• [Problem description]: Here are some records; copy every line that holds the word "radan".

• [Excerpted data]:

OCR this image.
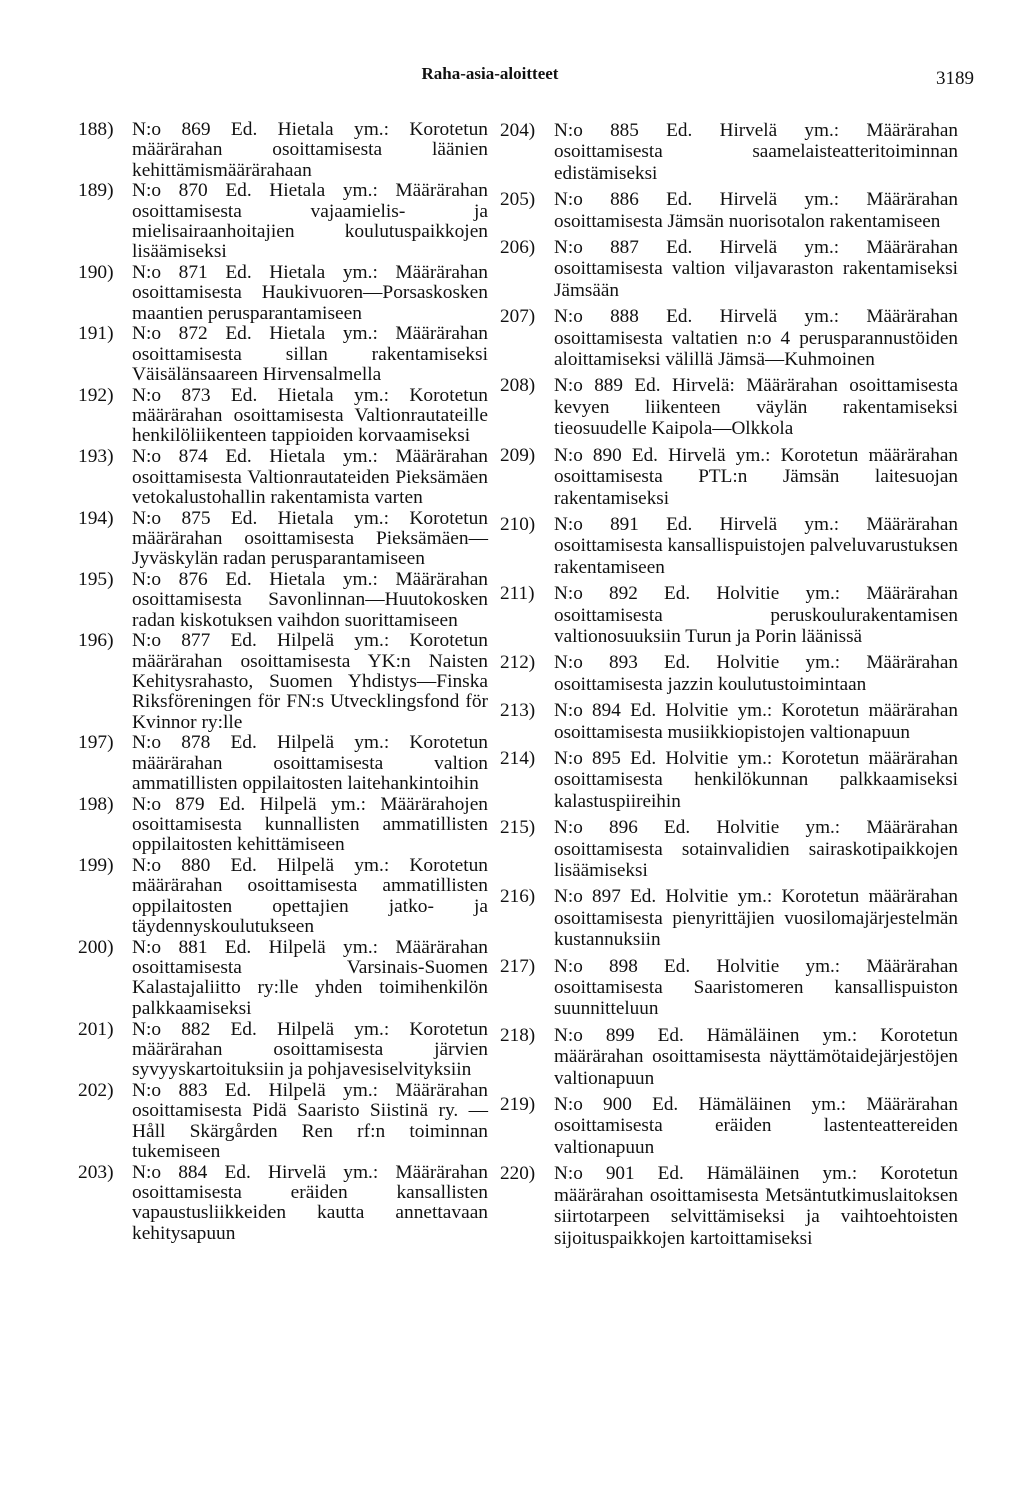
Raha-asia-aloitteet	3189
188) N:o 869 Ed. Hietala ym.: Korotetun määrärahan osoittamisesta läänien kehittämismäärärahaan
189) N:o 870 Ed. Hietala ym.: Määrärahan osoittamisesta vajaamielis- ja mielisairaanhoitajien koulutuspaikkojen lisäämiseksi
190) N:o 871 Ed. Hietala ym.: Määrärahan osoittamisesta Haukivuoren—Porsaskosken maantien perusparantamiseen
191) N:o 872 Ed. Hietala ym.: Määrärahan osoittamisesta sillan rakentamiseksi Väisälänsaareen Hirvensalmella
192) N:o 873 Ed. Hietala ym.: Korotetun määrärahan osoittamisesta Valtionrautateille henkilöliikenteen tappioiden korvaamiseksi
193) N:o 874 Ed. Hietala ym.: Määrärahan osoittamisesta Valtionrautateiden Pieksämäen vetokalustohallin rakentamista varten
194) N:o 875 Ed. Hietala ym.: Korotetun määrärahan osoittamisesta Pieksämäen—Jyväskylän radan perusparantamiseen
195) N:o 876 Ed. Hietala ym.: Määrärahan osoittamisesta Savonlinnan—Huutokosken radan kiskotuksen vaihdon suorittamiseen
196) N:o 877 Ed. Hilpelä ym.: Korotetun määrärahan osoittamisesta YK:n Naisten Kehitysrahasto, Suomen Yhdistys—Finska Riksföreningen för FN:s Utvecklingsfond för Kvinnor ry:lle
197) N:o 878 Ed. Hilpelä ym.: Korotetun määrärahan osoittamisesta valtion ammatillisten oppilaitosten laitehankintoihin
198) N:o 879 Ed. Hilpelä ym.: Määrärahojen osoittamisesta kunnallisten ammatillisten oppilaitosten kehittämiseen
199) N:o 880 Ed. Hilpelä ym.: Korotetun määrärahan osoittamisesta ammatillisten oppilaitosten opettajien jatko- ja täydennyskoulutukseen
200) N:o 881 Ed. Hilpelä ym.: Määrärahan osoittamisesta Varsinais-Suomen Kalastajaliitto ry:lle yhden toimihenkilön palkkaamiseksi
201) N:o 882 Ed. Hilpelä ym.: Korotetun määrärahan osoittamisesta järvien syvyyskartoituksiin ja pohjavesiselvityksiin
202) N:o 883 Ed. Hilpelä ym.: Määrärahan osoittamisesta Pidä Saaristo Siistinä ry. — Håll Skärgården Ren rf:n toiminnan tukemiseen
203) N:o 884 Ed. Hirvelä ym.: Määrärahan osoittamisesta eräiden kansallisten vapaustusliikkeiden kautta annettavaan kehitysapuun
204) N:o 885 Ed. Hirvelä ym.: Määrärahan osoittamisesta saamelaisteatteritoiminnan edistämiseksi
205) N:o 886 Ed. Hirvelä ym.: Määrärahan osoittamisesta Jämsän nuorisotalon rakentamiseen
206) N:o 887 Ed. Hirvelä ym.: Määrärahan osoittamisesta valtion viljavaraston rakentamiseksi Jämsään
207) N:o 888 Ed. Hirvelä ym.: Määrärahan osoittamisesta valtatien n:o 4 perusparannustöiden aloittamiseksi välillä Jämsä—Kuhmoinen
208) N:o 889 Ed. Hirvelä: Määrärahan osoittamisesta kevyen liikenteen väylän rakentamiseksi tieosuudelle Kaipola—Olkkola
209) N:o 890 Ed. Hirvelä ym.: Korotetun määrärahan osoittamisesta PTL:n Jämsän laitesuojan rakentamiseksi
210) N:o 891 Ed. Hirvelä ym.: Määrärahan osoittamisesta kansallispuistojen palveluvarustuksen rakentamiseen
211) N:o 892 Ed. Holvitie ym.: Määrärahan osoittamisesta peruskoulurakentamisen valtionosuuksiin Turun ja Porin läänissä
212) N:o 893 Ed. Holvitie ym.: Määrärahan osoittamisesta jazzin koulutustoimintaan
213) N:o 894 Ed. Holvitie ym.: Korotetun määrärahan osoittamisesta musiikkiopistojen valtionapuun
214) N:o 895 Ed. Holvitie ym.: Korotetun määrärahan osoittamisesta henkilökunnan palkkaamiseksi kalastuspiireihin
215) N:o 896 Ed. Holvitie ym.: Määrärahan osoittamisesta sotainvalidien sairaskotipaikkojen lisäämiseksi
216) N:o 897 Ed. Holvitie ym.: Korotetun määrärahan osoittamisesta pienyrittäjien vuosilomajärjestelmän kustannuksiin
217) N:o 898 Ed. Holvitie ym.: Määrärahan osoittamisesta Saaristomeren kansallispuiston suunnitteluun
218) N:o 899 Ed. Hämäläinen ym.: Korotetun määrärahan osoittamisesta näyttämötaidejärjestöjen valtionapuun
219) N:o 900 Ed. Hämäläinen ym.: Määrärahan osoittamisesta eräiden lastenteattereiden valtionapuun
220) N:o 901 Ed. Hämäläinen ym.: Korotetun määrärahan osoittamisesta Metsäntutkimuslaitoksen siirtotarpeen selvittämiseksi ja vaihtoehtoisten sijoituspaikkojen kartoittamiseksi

• [Full response]:
194) N:o 875 Ed. Hietala ym.: Korotetun määrärahan osoittamisesta Pieksämäen—Jyväskylän radan perusparantamiseen
195) N:o 876 Ed. Hietala ym.: Määrärahan osoittamisesta Savonlinnan—Huutokosken radan kiskotuksen vaihdon suorittamiseen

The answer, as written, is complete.